### Task to carry out
Give the material once more, word for word, without any images.

### Records supplied
↓
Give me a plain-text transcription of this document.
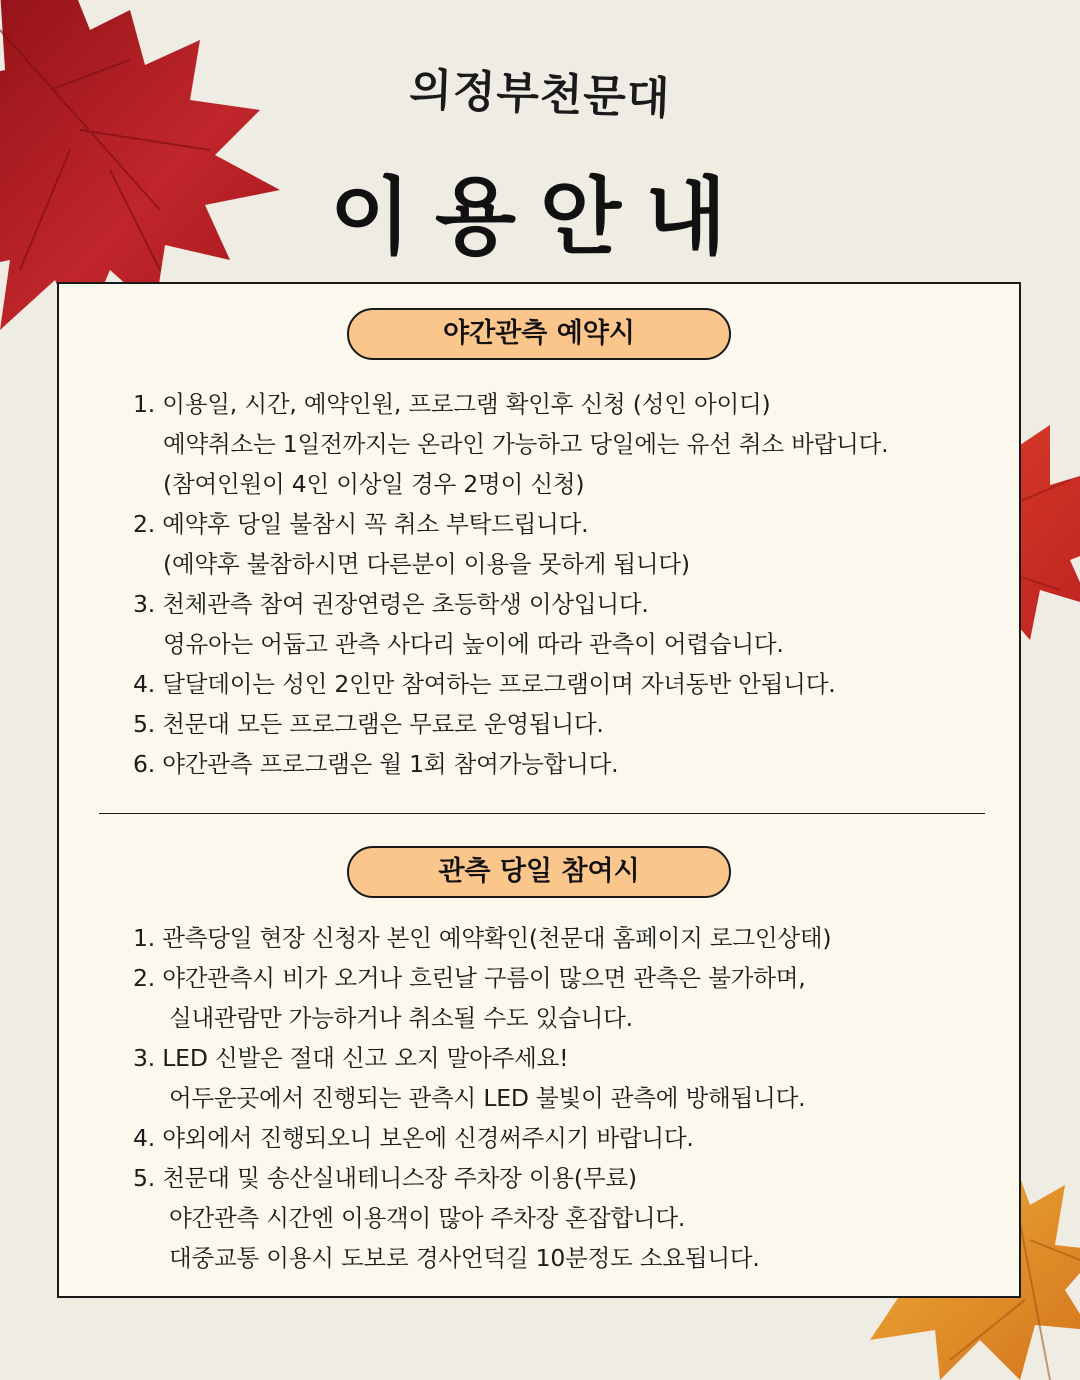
의정부천문대
이용안내
야간관측 예약시
1. 이용일, 시간, 예약인원, 프로그램 확인후 신청 (성인 아이디)
예약취소는 1일전까지는 온라인 가능하고 당일에는 유선 취소 바랍니다.
(참여인원이 4인 이상일 경우 2명이 신청)
2. 예약후 당일 불참시 꼭 취소 부탁드립니다.
(예약후 불참하시면 다른분이 이용을 못하게 됩니다)
3. 천체관측 참여 권장연령은 초등학생 이상입니다.
영유아는 어둡고 관측 사다리 높이에 따라 관측이 어렵습니다.
4. 달달데이는 성인 2인만 참여하는 프로그램이며 자녀동반 안됩니다.
5. 천문대 모든 프로그램은 무료로 운영됩니다.
6. 야간관측 프로그램은 월 1회 참여가능합니다.
관측 당일 참여시
1. 관측당일 현장 신청자 본인 예약확인(천문대 홈페이지 로그인상태)
2. 야간관측시 비가 오거나 흐린날 구름이 많으면 관측은 불가하며,
실내관람만 가능하거나 취소될 수도 있습니다.
3. LED 신발은 절대 신고 오지 말아주세요!
어두운곳에서 진행되는 관측시 LED 불빛이 관측에 방해됩니다.
4. 야외에서 진행되오니 보온에 신경써주시기 바랍니다.
5. 천문대 및 송산실내테니스장 주차장 이용(무료)
야간관측 시간엔 이용객이 많아 주차장 혼잡합니다.
대중교통 이용시 도보로 경사언덕길 10분정도 소요됩니다.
↑
### Answer to this task
Give me a plain-text transcription of this document.
의정부천문대
이용안내
야간관측 예약시
1. 이용일, 시간, 예약인원, 프로그램 확인후 신청 (성인 아이디)
예약취소는 1일전까지는 온라인 가능하고 당일에는 유선 취소 바랍니다.
(참여인원이 4인 이상일 경우 2명이 신청)
2. 예약후 당일 불참시 꼭 취소 부탁드립니다.
(예약후 불참하시면 다른분이 이용을 못하게 됩니다)
3. 천체관측 참여 권장연령은 초등학생 이상입니다.
영유아는 어둡고 관측 사다리 높이에 따라 관측이 어렵습니다.
4. 달달데이는 성인 2인만 참여하는 프로그램이며 자녀동반 안됩니다.
5. 천문대 모든 프로그램은 무료로 운영됩니다.
6. 야간관측 프로그램은 월 1회 참여가능합니다.
관측 당일 참여시
1. 관측당일 현장 신청자 본인 예약확인(천문대 홈페이지 로그인상태)
2. 야간관측시 비가 오거나 흐린날 구름이 많으면 관측은 불가하며,
실내관람만 가능하거나 취소될 수도 있습니다.
3. LED 신발은 절대 신고 오지 말아주세요!
어두운곳에서 진행되는 관측시 LED 불빛이 관측에 방해됩니다.
4. 야외에서 진행되오니 보온에 신경써주시기 바랍니다.
5. 천문대 및 송산실내테니스장 주차장 이용(무료)
야간관측 시간엔 이용객이 많아 주차장 혼잡합니다.
대중교통 이용시 도보로 경사언덕길 10분정도 소요됩니다.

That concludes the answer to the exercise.